◆ Dataset excerpts:
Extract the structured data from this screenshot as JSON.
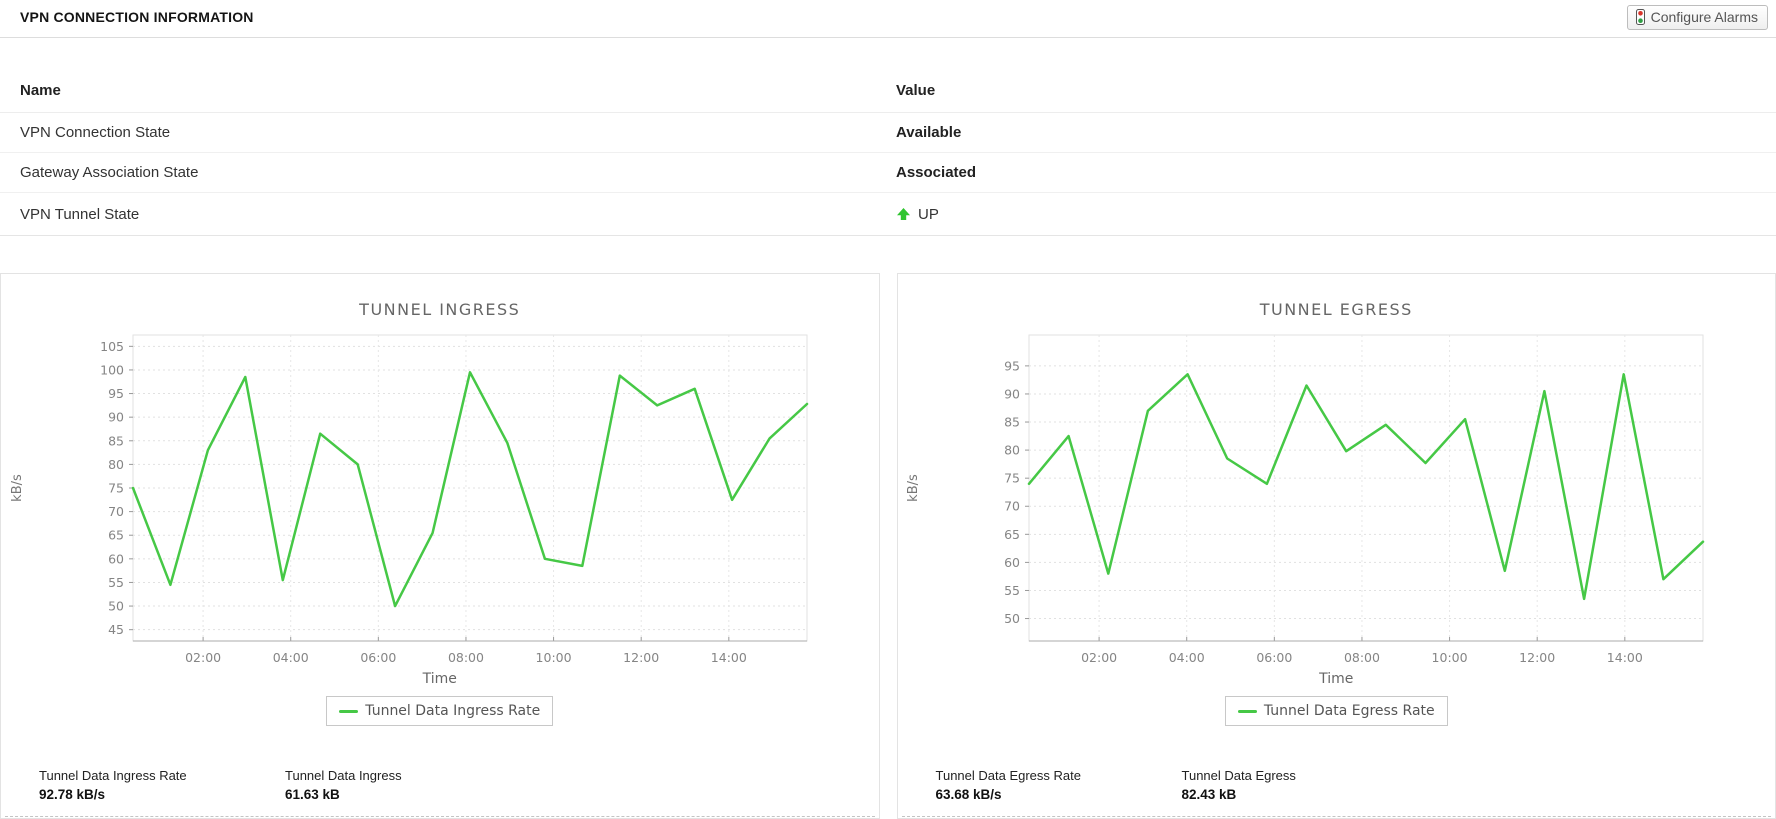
{
  "header": {
    "title": "VPN CONNECTION INFORMATION",
    "configure_alarms_label": "Configure Alarms"
  },
  "icons": {
    "configure_alarms": "traffic-light-icon",
    "tunnel_state": "up-arrow-icon"
  },
  "colors": {
    "line_green": "#46c846",
    "arrow_green": "#2fc42f",
    "status_red": "#d9342b",
    "status_green": "#2f9e44"
  },
  "table": {
    "name_header": "Name",
    "value_header": "Value",
    "rows": [
      {
        "name": "VPN Connection State",
        "value": "Available"
      },
      {
        "name": "Gateway Association State",
        "value": "Associated"
      },
      {
        "name": "VPN Tunnel State",
        "value": "UP"
      }
    ]
  },
  "chart_data": [
    {
      "id": "tunnel-ingress",
      "type": "line",
      "title": "TUNNEL INGRESS",
      "xlabel": "Time",
      "ylabel": "kB/s",
      "grid": true,
      "legend_position": "bottom",
      "x_tick_labels": [
        "02:00",
        "04:00",
        "06:00",
        "08:00",
        "10:00",
        "12:00",
        "14:00"
      ],
      "x_tick_start": 0.104,
      "x_tick_step": 0.13,
      "y_ticks": [
        45,
        50,
        55,
        60,
        65,
        70,
        75,
        80,
        85,
        90,
        95,
        100,
        105
      ],
      "ylim": [
        42.6,
        107.4
      ],
      "series": [
        {
          "name": "Tunnel Data Ingress Rate",
          "color": "#46c846",
          "values": [
            75,
            54.5,
            83,
            98.5,
            55.5,
            86.5,
            80,
            50,
            65.5,
            99.5,
            84.5,
            60,
            58.5,
            98.8,
            92.5,
            96,
            72.5,
            85.5,
            92.78
          ]
        }
      ]
    },
    {
      "id": "tunnel-egress",
      "type": "line",
      "title": "TUNNEL EGRESS",
      "xlabel": "Time",
      "ylabel": "kB/s",
      "grid": true,
      "legend_position": "bottom",
      "x_tick_labels": [
        "02:00",
        "04:00",
        "06:00",
        "08:00",
        "10:00",
        "12:00",
        "14:00"
      ],
      "x_tick_start": 0.104,
      "x_tick_step": 0.13,
      "y_ticks": [
        50,
        55,
        60,
        65,
        70,
        75,
        80,
        85,
        90,
        95
      ],
      "ylim": [
        46,
        100.5
      ],
      "series": [
        {
          "name": "Tunnel Data Egress Rate",
          "color": "#46c846",
          "values": [
            74,
            82.5,
            58,
            87,
            93.5,
            78.5,
            74,
            91.5,
            79.8,
            84.5,
            77.7,
            85.5,
            58.5,
            90.5,
            53.5,
            93.5,
            57,
            63.68
          ]
        }
      ]
    }
  ],
  "stats": {
    "ingress": [
      {
        "label": "Tunnel Data Ingress Rate",
        "value": "92.78 kB/s"
      },
      {
        "label": "Tunnel Data Ingress",
        "value": "61.63 kB"
      }
    ],
    "egress": [
      {
        "label": "Tunnel Data Egress Rate",
        "value": "63.68 kB/s"
      },
      {
        "label": "Tunnel Data Egress",
        "value": "82.43 kB"
      }
    ]
  }
}
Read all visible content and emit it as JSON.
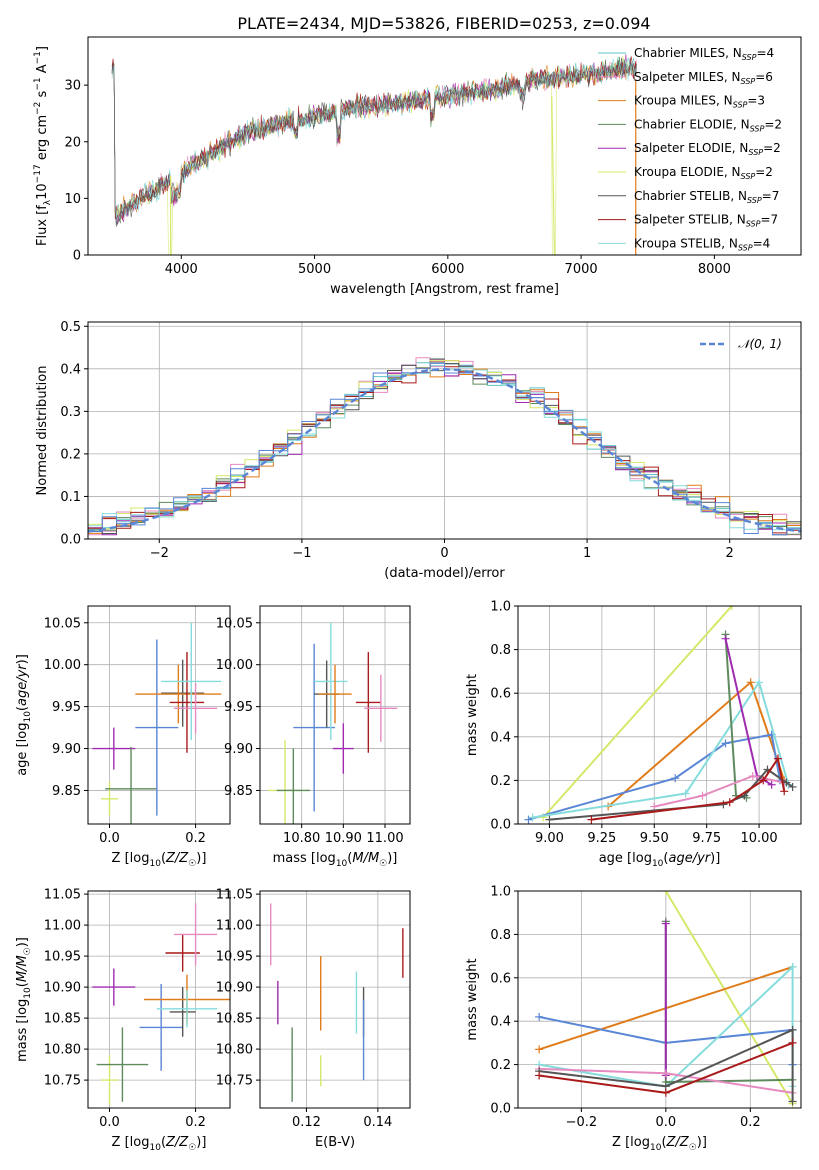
{
  "title": "PLATE=2434, MJD=53826, FIBERID=0253, z=0.094",
  "colors": {
    "Chabrier MILES": "#5cc5c5",
    "Salpeter MILES": "#e58ac0",
    "Kroupa MILES": "#e07c1a",
    "Chabrier ELODIE": "#5e8a5e",
    "Salpeter ELODIE": "#a02ab0",
    "Kroupa ELODIE": "#d6e86a",
    "Chabrier STELIB": "#555555",
    "Salpeter STELIB": "#aa1a1a",
    "Kroupa STELIB": "#86dcdc",
    "Blue extra": "#5a86d6"
  },
  "chart_data": [
    {
      "id": "spectrum",
      "type": "line",
      "title": "PLATE=2434, MJD=53826, FIBERID=0253, z=0.094",
      "xlabel": "wavelength [Angstrom, rest frame]",
      "ylabel": "Flux [f_λ 10^-17 erg cm^-2 s^-1 A^-1]",
      "xlim": [
        3300,
        8650
      ],
      "ylim": [
        0,
        38.5
      ],
      "xticks": [
        4000,
        5000,
        6000,
        7000,
        8000
      ],
      "yticks": [
        0,
        10,
        20,
        30
      ],
      "legend_position": "top-right",
      "legend": [
        {
          "label": "Chabrier MILES",
          "nssp": "4",
          "color": "#5cc5c5"
        },
        {
          "label": "Salpeter MILES",
          "nssp": "6",
          "color": "#e58ac0"
        },
        {
          "label": "Kroupa MILES",
          "nssp": "3",
          "color": "#e07c1a"
        },
        {
          "label": "Chabrier ELODIE",
          "nssp": "2",
          "color": "#5e8a5e"
        },
        {
          "label": "Salpeter ELODIE",
          "nssp": "2",
          "color": "#a02ab0"
        },
        {
          "label": "Kroupa ELODIE",
          "nssp": "2",
          "color": "#d6e86a"
        },
        {
          "label": "Chabrier STELIB",
          "nssp": "7",
          "color": "#555555"
        },
        {
          "label": "Salpeter STELIB",
          "nssp": "7",
          "color": "#aa1a1a"
        },
        {
          "label": "Kroupa STELIB",
          "nssp": "4",
          "color": "#86dcdc"
        }
      ],
      "continuum": {
        "x": [
          3500,
          3700,
          3900,
          4100,
          4300,
          4500,
          4700,
          4900,
          5100,
          5300,
          5500,
          5700,
          5900,
          6100,
          6300,
          6500,
          6700,
          6900,
          7100,
          7300,
          7400
        ],
        "y": [
          7,
          10,
          13,
          16,
          19,
          21.5,
          23,
          24,
          25,
          26,
          26.5,
          27,
          28,
          28.5,
          29,
          30,
          31,
          31.5,
          32,
          33,
          33
        ]
      },
      "features": [
        {
          "series": "Kroupa ELODIE",
          "x": [
            3920,
            3920
          ],
          "y": [
            0,
            14
          ],
          "desc": "drop near 3900"
        },
        {
          "series": "Kroupa ELODIE",
          "x": [
            6780,
            6800
          ],
          "y": [
            28,
            0
          ],
          "desc": "drop near 6790"
        },
        {
          "series": "Kroupa MILES",
          "x": [
            7410,
            7410
          ],
          "y": [
            31,
            0
          ],
          "desc": "cutoff near 7410"
        }
      ]
    },
    {
      "id": "residuals",
      "type": "histogram",
      "xlabel": "(data-model)/error",
      "ylabel": "Normed distribution",
      "xlim": [
        -2.5,
        2.5
      ],
      "ylim": [
        0,
        0.51
      ],
      "xticks": [
        -2,
        -1,
        0,
        1,
        2
      ],
      "yticks": [
        0.0,
        0.1,
        0.2,
        0.3,
        0.4,
        0.5
      ],
      "reference_curve": {
        "label": "𝒩(0, 1)",
        "color": "#5a86d6",
        "style": "dashed"
      },
      "bin_width": 0.1,
      "bin_start": -2.5,
      "series": [
        {
          "name": "Chabrier MILES",
          "color": "#5cc5c5",
          "offset": 0.0
        },
        {
          "name": "Salpeter MILES",
          "color": "#e58ac0",
          "offset": 0.02
        },
        {
          "name": "Kroupa MILES",
          "color": "#e07c1a",
          "offset": -0.02
        },
        {
          "name": "Chabrier ELODIE",
          "color": "#5e8a5e",
          "offset": 0.01
        },
        {
          "name": "Salpeter ELODIE",
          "color": "#a02ab0",
          "offset": -0.01
        },
        {
          "name": "Kroupa ELODIE",
          "color": "#d6e86a",
          "offset": 0.015
        },
        {
          "name": "Chabrier STELIB",
          "color": "#555555",
          "offset": -0.015
        },
        {
          "name": "Salpeter STELIB",
          "color": "#aa1a1a",
          "offset": 0.005
        },
        {
          "name": "Kroupa STELIB",
          "color": "#86dcdc",
          "offset": -0.005
        },
        {
          "name": "",
          "color": "#5a86d6",
          "offset": 0.025
        }
      ]
    },
    {
      "id": "age_vs_Z",
      "type": "errorbar",
      "xlabel": "Z [log10(Z/Z☉)]",
      "ylabel": "age [log10(age/yr)]",
      "xlim": [
        -0.05,
        0.28
      ],
      "ylim": [
        9.81,
        10.07
      ],
      "xticks": [
        0.0,
        0.2
      ],
      "yticks": [
        9.85,
        9.9,
        9.95,
        10.0,
        10.05
      ],
      "points": [
        {
          "x": 0.0,
          "y": 9.84,
          "xerr": 0.02,
          "yerr": 0.02,
          "color": "#d6e86a"
        },
        {
          "x": 0.01,
          "y": 9.9,
          "xerr": 0.05,
          "yerr": 0.025,
          "color": "#a02ab0"
        },
        {
          "x": 0.05,
          "y": 9.852,
          "xerr": 0.06,
          "yerr": 0.05,
          "color": "#5e8a5e"
        },
        {
          "x": 0.11,
          "y": 9.925,
          "xerr": 0.05,
          "yerr": 0.105,
          "color": "#5a86d6"
        },
        {
          "x": 0.17,
          "y": 9.966,
          "xerr": 0.05,
          "yerr": 0.04,
          "color": "#555555"
        },
        {
          "x": 0.16,
          "y": 9.965,
          "xerr": 0.1,
          "yerr": 0.035,
          "color": "#e07c1a"
        },
        {
          "x": 0.18,
          "y": 9.955,
          "xerr": 0.04,
          "yerr": 0.06,
          "color": "#aa1a1a"
        },
        {
          "x": 0.2,
          "y": 9.948,
          "xerr": 0.05,
          "yerr": 0.03,
          "color": "#e58ac0"
        },
        {
          "x": 0.19,
          "y": 9.98,
          "xerr": 0.07,
          "yerr": 0.07,
          "color": "#86dcdc"
        }
      ]
    },
    {
      "id": "age_vs_mass",
      "type": "errorbar",
      "xlabel": "mass [log10(M/M☉)]",
      "ylabel": "",
      "xlim": [
        10.7,
        11.06
      ],
      "ylim": [
        9.81,
        10.07
      ],
      "xticks": [
        10.8,
        10.9,
        11.0
      ],
      "yticks": [
        9.85,
        9.9,
        9.95,
        10.0,
        10.05
      ],
      "points": [
        {
          "x": 10.76,
          "y": 9.85,
          "xerr": 0.04,
          "yerr": 0.06,
          "color": "#d6e86a"
        },
        {
          "x": 10.78,
          "y": 9.85,
          "xerr": 0.04,
          "yerr": 0.05,
          "color": "#5e8a5e"
        },
        {
          "x": 10.83,
          "y": 9.925,
          "xerr": 0.05,
          "yerr": 0.1,
          "color": "#5a86d6"
        },
        {
          "x": 10.86,
          "y": 9.965,
          "xerr": 0.03,
          "yerr": 0.04,
          "color": "#555555"
        },
        {
          "x": 10.87,
          "y": 9.98,
          "xerr": 0.04,
          "yerr": 0.07,
          "color": "#86dcdc"
        },
        {
          "x": 10.88,
          "y": 9.965,
          "xerr": 0.04,
          "yerr": 0.035,
          "color": "#e07c1a"
        },
        {
          "x": 10.9,
          "y": 9.9,
          "xerr": 0.025,
          "yerr": 0.03,
          "color": "#a02ab0"
        },
        {
          "x": 10.96,
          "y": 9.955,
          "xerr": 0.03,
          "yerr": 0.06,
          "color": "#aa1a1a"
        },
        {
          "x": 10.99,
          "y": 9.948,
          "xerr": 0.04,
          "yerr": 0.04,
          "color": "#e58ac0"
        }
      ]
    },
    {
      "id": "weight_vs_age",
      "type": "line",
      "xlabel": "age [log10(age/yr)]",
      "ylabel": "mass weight",
      "xlim": [
        8.85,
        10.2
      ],
      "ylim": [
        0,
        1
      ],
      "xticks": [
        9.0,
        9.25,
        9.5,
        9.75,
        10.0
      ],
      "yticks": [
        0.0,
        0.2,
        0.4,
        0.6,
        0.8,
        1.0
      ],
      "series": [
        {
          "color": "#d6e86a",
          "x": [
            8.97,
            9.87,
            9.9
          ],
          "y": [
            0.03,
            1.0,
            1.05
          ]
        },
        {
          "color": "#e07c1a",
          "x": [
            9.28,
            9.96,
            10.12
          ],
          "y": [
            0.08,
            0.65,
            0.2
          ]
        },
        {
          "color": "#5a86d6",
          "x": [
            8.9,
            9.6,
            9.84,
            10.06,
            10.1
          ],
          "y": [
            0.02,
            0.21,
            0.37,
            0.41,
            0.2
          ]
        },
        {
          "color": "#86dcdc",
          "x": [
            8.92,
            9.65,
            10.0,
            10.14
          ],
          "y": [
            0.03,
            0.14,
            0.65,
            0.18
          ]
        },
        {
          "color": "#5e8a5e",
          "x": [
            9.84,
            9.89,
            9.94
          ],
          "y": [
            0.87,
            0.13,
            0.12
          ]
        },
        {
          "color": "#a02ab0",
          "x": [
            9.84,
            9.99,
            10.06
          ],
          "y": [
            0.85,
            0.22,
            0.18
          ]
        },
        {
          "color": "#e58ac0",
          "x": [
            9.5,
            9.73,
            9.97,
            10.12
          ],
          "y": [
            0.08,
            0.13,
            0.22,
            0.19
          ]
        },
        {
          "color": "#555555",
          "x": [
            9.0,
            9.83,
            9.93,
            10.04,
            10.13,
            10.16
          ],
          "y": [
            0.02,
            0.09,
            0.13,
            0.25,
            0.19,
            0.17
          ]
        },
        {
          "color": "#aa1a1a",
          "x": [
            9.2,
            9.86,
            10.02,
            10.09,
            10.12
          ],
          "y": [
            0.02,
            0.1,
            0.2,
            0.3,
            0.15
          ]
        }
      ]
    },
    {
      "id": "mass_vs_Z",
      "type": "errorbar",
      "xlabel": "Z [log10(Z/Z☉)]",
      "ylabel": "mass [log10(M/M☉)]",
      "xlim": [
        -0.05,
        0.28
      ],
      "ylim": [
        10.705,
        11.055
      ],
      "xticks": [
        0.0,
        0.2
      ],
      "yticks": [
        10.75,
        10.8,
        10.85,
        10.9,
        10.95,
        11.0,
        11.05
      ],
      "points": [
        {
          "x": 0.0,
          "y": 10.75,
          "xerr": 0.02,
          "yerr": 0.04,
          "color": "#d6e86a"
        },
        {
          "x": 0.01,
          "y": 10.9,
          "xerr": 0.05,
          "yerr": 0.03,
          "color": "#a02ab0"
        },
        {
          "x": 0.03,
          "y": 10.775,
          "xerr": 0.06,
          "yerr": 0.06,
          "color": "#5e8a5e"
        },
        {
          "x": 0.12,
          "y": 10.835,
          "xerr": 0.05,
          "yerr": 0.07,
          "color": "#5a86d6"
        },
        {
          "x": 0.17,
          "y": 10.86,
          "xerr": 0.03,
          "yerr": 0.04,
          "color": "#555555"
        },
        {
          "x": 0.18,
          "y": 10.88,
          "xerr": 0.1,
          "yerr": 0.04,
          "color": "#e07c1a"
        },
        {
          "x": 0.17,
          "y": 10.955,
          "xerr": 0.04,
          "yerr": 0.03,
          "color": "#aa1a1a"
        },
        {
          "x": 0.2,
          "y": 10.985,
          "xerr": 0.05,
          "yerr": 0.05,
          "color": "#e58ac0"
        },
        {
          "x": 0.18,
          "y": 10.865,
          "xerr": 0.07,
          "yerr": 0.03,
          "color": "#86dcdc"
        }
      ]
    },
    {
      "id": "mass_vs_EBV",
      "type": "errorbar",
      "xlabel": "E(B-V)",
      "ylabel": "",
      "xlim": [
        0.107,
        0.149
      ],
      "ylim": [
        10.705,
        11.055
      ],
      "xticks": [
        0.12,
        0.14
      ],
      "yticks": [
        10.75,
        10.8,
        10.85,
        10.9,
        10.95,
        11.0,
        11.05
      ],
      "points": [
        {
          "x": 0.11,
          "y": 10.985,
          "yerr": 0.05,
          "color": "#e58ac0"
        },
        {
          "x": 0.112,
          "y": 10.875,
          "yerr": 0.035,
          "color": "#a02ab0"
        },
        {
          "x": 0.116,
          "y": 10.775,
          "yerr": 0.06,
          "color": "#5e8a5e"
        },
        {
          "x": 0.124,
          "y": 10.89,
          "yerr": 0.06,
          "color": "#e07c1a"
        },
        {
          "x": 0.124,
          "y": 10.765,
          "yerr": 0.025,
          "color": "#d6e86a"
        },
        {
          "x": 0.134,
          "y": 10.875,
          "yerr": 0.05,
          "color": "#86dcdc"
        },
        {
          "x": 0.136,
          "y": 10.86,
          "yerr": 0.04,
          "color": "#555555"
        },
        {
          "x": 0.136,
          "y": 10.815,
          "yerr": 0.065,
          "color": "#5a86d6"
        },
        {
          "x": 0.147,
          "y": 10.955,
          "yerr": 0.04,
          "color": "#aa1a1a"
        }
      ]
    },
    {
      "id": "weight_vs_Z",
      "type": "line",
      "xlabel": "Z [log10(Z/Z☉)]",
      "ylabel": "mass weight",
      "xlim": [
        -0.35,
        0.32
      ],
      "ylim": [
        0,
        1
      ],
      "xticks": [
        -0.2,
        0.0,
        0.2
      ],
      "yticks": [
        0.0,
        0.2,
        0.4,
        0.6,
        0.8,
        1.0
      ],
      "series": [
        {
          "color": "#d6e86a",
          "x": [
            0.0,
            0.3
          ],
          "y": [
            1.0,
            0.02
          ]
        },
        {
          "color": "#e07c1a",
          "x": [
            -0.3,
            0.3
          ],
          "y": [
            0.27,
            0.65
          ]
        },
        {
          "color": "#5a86d6",
          "x": [
            -0.3,
            0.0,
            0.3,
            0.3
          ],
          "y": [
            0.42,
            0.3,
            0.36,
            0.2
          ]
        },
        {
          "color": "#86dcdc",
          "x": [
            -0.3,
            0.0,
            0.3,
            0.3
          ],
          "y": [
            0.2,
            0.1,
            0.65,
            0.1
          ]
        },
        {
          "color": "#5e8a5e",
          "x": [
            0.0,
            0.0,
            0.3
          ],
          "y": [
            0.86,
            0.12,
            0.13
          ]
        },
        {
          "color": "#a02ab0",
          "x": [
            0.0,
            0.0
          ],
          "y": [
            0.85,
            0.15
          ]
        },
        {
          "color": "#e58ac0",
          "x": [
            -0.3,
            0.0,
            0.3
          ],
          "y": [
            0.18,
            0.16,
            0.07
          ]
        },
        {
          "color": "#555555",
          "x": [
            -0.3,
            0.0,
            0.3,
            0.3
          ],
          "y": [
            0.17,
            0.1,
            0.36,
            0.03
          ]
        },
        {
          "color": "#aa1a1a",
          "x": [
            -0.3,
            0.0,
            0.3
          ],
          "y": [
            0.15,
            0.07,
            0.3
          ]
        }
      ]
    }
  ]
}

◆ Prompt: For the listing above, identify each line bearing "FIBERID".

◆ Result for this exercise:
  "title": "PLATE=2434, MJD=53826, FIBERID=0253, z=0.094",
      "title": "PLATE=2434, MJD=53826, FIBERID=0253, z=0.094",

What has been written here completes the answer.